--- start of Input data ---

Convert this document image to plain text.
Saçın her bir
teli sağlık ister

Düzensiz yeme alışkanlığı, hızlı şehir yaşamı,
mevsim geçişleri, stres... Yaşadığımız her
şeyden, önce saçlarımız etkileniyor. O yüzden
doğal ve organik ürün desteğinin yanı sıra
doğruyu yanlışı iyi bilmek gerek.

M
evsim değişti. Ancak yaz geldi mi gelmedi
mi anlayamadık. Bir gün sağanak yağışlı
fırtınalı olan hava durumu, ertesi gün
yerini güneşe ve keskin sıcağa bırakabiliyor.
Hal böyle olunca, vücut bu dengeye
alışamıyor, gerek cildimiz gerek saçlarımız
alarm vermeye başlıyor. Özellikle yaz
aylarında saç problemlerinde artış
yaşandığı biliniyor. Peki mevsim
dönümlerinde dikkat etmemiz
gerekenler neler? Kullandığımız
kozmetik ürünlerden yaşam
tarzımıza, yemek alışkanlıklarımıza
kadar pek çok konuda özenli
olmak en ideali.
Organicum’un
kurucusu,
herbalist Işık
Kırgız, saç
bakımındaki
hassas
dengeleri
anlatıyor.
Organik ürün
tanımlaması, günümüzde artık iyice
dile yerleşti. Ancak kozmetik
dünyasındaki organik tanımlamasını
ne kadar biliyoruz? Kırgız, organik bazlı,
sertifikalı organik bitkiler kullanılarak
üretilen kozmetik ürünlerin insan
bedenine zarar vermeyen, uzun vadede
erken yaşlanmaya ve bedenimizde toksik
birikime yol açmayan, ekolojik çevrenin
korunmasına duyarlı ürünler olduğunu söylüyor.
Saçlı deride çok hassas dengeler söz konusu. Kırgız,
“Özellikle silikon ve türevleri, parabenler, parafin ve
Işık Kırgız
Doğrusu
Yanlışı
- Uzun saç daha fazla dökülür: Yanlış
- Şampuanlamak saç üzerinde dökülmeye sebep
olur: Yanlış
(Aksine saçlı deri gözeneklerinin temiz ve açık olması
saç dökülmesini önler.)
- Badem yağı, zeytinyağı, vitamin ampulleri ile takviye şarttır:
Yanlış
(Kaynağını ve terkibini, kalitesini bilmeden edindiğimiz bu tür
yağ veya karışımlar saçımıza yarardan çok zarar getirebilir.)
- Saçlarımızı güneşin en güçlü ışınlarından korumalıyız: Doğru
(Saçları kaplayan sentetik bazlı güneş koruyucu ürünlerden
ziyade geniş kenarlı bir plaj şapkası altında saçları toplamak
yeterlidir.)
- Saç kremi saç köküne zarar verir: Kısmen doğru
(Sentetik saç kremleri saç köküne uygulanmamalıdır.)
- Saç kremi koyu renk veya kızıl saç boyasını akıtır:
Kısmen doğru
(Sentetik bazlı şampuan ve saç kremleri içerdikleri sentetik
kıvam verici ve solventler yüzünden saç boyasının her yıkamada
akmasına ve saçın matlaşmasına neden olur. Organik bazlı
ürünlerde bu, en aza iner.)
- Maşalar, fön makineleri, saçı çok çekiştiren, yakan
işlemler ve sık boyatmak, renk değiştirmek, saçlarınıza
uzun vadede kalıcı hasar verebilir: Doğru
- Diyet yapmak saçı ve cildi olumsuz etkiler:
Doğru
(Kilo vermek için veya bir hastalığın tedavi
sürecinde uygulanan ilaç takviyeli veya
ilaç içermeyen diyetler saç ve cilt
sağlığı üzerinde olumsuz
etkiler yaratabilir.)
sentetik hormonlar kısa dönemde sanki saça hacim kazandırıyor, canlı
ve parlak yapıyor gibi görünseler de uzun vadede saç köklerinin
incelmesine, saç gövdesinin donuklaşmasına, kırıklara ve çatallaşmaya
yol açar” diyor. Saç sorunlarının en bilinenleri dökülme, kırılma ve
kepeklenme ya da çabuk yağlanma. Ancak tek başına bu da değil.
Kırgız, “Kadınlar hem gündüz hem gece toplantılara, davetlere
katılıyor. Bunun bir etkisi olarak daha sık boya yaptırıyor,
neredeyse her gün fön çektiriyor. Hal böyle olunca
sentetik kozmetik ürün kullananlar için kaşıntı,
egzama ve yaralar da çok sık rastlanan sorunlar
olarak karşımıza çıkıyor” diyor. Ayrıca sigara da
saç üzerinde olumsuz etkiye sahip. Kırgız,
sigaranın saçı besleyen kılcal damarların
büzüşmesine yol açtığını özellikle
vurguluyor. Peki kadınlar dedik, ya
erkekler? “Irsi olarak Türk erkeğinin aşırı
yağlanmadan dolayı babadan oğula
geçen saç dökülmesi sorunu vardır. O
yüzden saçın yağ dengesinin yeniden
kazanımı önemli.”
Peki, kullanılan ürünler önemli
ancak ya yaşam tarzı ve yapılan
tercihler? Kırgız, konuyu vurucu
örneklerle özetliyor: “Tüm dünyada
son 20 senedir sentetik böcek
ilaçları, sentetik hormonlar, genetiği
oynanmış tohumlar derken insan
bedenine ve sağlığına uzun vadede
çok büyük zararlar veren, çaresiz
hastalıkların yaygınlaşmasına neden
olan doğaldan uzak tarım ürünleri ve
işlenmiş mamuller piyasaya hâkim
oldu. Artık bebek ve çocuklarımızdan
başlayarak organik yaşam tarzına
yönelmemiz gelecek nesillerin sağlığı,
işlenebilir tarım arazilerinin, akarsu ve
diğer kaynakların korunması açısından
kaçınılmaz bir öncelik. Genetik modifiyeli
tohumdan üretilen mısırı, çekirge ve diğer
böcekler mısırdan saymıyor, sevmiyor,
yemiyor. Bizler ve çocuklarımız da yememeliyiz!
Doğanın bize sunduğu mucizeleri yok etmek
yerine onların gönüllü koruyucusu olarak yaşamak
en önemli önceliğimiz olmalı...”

--- end of Input data ---

#### [Short task]
Of the lines in this listing, how many contain "diyor"? Reply with the number and nothing more.

#### [Task result]
2